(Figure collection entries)
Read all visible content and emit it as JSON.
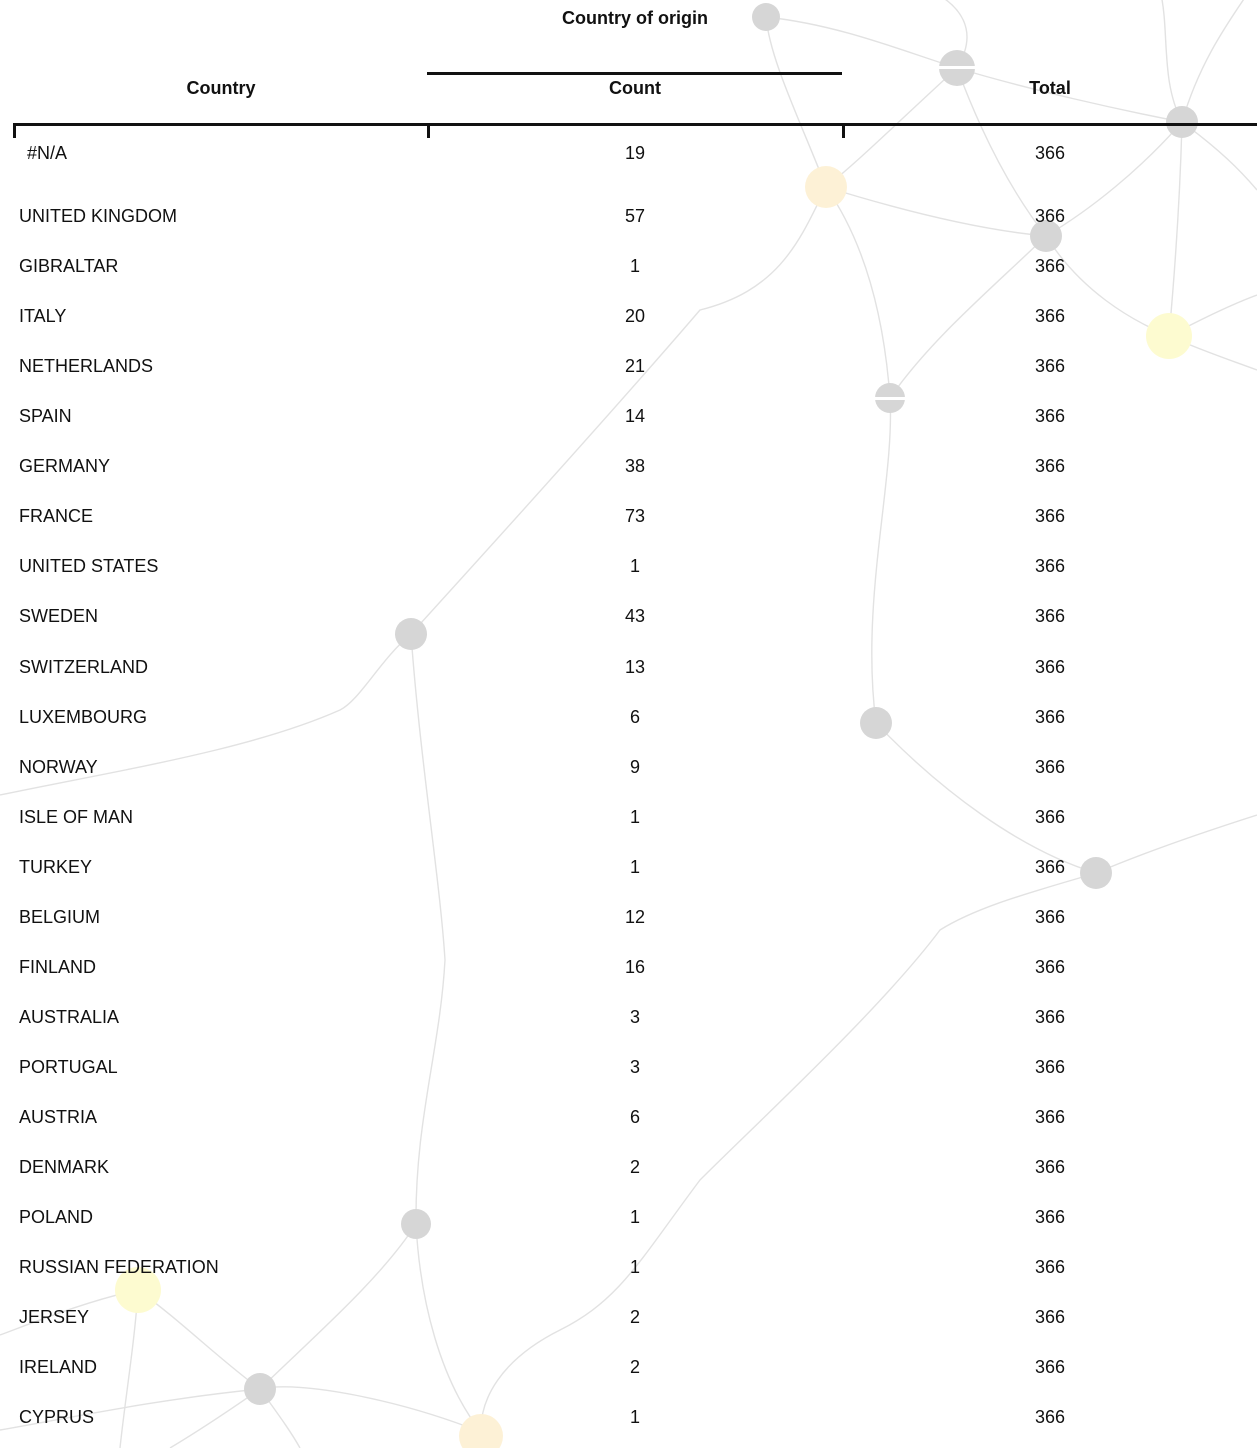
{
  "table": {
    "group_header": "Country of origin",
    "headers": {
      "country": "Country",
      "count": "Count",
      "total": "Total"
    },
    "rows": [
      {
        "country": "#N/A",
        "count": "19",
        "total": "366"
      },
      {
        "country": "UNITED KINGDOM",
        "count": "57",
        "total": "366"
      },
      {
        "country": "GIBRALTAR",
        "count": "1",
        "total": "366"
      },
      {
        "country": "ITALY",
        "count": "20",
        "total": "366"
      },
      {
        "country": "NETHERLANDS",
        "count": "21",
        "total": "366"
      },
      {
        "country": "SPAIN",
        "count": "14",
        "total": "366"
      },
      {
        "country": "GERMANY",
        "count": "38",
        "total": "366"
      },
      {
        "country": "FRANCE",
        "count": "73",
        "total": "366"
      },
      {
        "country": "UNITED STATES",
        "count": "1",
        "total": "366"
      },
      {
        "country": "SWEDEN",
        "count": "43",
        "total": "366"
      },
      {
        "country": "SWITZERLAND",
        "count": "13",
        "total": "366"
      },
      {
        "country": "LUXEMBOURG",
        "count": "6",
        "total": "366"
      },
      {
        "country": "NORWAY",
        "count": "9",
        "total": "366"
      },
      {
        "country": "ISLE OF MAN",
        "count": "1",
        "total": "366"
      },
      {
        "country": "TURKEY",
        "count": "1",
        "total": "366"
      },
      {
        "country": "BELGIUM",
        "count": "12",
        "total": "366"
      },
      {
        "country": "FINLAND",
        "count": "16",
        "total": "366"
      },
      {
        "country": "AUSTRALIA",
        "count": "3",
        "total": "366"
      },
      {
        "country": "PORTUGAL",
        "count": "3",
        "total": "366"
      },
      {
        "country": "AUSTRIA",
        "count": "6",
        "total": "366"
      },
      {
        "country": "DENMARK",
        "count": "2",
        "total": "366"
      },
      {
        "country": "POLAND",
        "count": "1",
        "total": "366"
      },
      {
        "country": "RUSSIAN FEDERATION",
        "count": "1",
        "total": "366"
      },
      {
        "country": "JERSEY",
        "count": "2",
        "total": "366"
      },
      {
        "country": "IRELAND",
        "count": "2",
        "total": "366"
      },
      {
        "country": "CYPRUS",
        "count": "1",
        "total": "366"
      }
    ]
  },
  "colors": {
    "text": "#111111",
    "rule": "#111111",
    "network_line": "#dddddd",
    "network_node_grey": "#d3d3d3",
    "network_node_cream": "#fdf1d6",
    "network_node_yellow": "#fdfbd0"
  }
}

---

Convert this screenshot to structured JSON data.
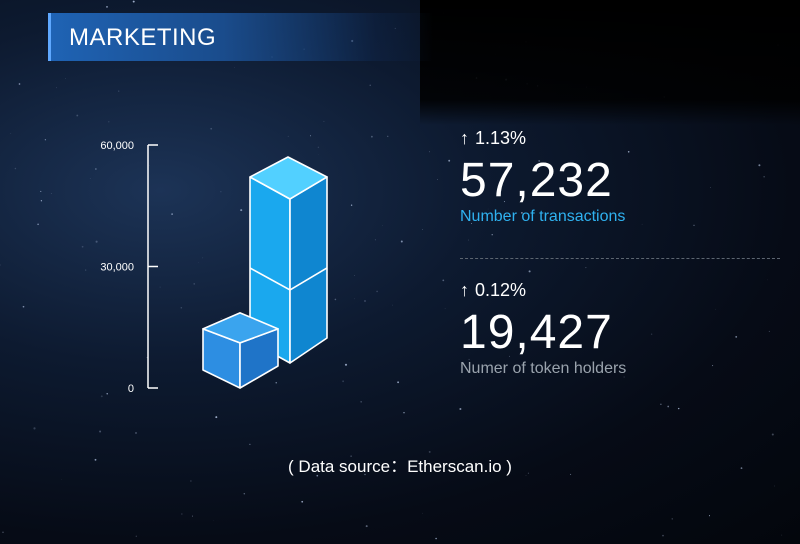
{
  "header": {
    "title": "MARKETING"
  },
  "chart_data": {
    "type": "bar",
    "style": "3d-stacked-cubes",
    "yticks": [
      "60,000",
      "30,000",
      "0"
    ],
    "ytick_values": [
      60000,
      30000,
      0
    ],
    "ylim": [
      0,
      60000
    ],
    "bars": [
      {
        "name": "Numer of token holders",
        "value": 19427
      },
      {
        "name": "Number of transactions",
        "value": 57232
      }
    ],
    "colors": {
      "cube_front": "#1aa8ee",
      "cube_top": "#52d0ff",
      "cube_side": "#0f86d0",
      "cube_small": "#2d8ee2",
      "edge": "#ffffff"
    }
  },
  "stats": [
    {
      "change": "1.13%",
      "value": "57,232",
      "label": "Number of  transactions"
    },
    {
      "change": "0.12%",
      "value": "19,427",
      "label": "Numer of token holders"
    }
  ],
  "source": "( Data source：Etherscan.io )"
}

--

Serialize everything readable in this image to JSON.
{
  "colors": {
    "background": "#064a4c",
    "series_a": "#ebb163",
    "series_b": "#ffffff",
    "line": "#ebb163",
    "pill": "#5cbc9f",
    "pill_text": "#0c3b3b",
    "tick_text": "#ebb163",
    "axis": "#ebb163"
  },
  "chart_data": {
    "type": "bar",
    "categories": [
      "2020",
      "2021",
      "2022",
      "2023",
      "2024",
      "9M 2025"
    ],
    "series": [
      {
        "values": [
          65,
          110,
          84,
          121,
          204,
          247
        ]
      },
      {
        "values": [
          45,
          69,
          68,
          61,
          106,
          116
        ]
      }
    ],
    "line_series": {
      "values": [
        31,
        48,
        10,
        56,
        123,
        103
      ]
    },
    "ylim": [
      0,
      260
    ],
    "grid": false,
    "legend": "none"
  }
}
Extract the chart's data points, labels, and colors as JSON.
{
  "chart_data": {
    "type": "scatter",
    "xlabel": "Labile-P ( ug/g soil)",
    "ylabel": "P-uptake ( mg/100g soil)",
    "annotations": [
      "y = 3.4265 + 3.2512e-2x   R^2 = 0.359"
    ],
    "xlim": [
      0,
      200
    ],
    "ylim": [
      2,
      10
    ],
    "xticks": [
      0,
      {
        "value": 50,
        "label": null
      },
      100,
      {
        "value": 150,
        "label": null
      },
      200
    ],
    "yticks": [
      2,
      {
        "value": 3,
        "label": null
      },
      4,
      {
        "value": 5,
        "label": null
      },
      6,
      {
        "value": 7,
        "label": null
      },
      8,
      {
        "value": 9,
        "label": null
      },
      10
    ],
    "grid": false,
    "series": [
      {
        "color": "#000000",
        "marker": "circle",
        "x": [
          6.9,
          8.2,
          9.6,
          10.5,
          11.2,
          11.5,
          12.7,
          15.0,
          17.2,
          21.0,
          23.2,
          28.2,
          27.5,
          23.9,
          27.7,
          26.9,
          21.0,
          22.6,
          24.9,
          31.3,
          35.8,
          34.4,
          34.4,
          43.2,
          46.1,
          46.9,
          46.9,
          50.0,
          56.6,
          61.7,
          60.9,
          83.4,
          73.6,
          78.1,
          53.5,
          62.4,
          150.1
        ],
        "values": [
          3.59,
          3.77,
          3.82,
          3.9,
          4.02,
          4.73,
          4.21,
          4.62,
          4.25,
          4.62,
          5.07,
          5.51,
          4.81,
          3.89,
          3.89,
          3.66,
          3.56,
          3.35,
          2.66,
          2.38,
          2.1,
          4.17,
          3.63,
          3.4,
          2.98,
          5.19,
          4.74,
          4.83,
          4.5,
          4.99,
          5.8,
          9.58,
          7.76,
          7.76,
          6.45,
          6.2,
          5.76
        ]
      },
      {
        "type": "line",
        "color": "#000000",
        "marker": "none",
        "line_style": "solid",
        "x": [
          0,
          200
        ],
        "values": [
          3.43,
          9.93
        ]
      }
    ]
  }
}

What you will do - Go through the records and show every line with the string "token" in it.

Written reply -
        "name": "Numer of token holders",
      "label": "Numer of token holders"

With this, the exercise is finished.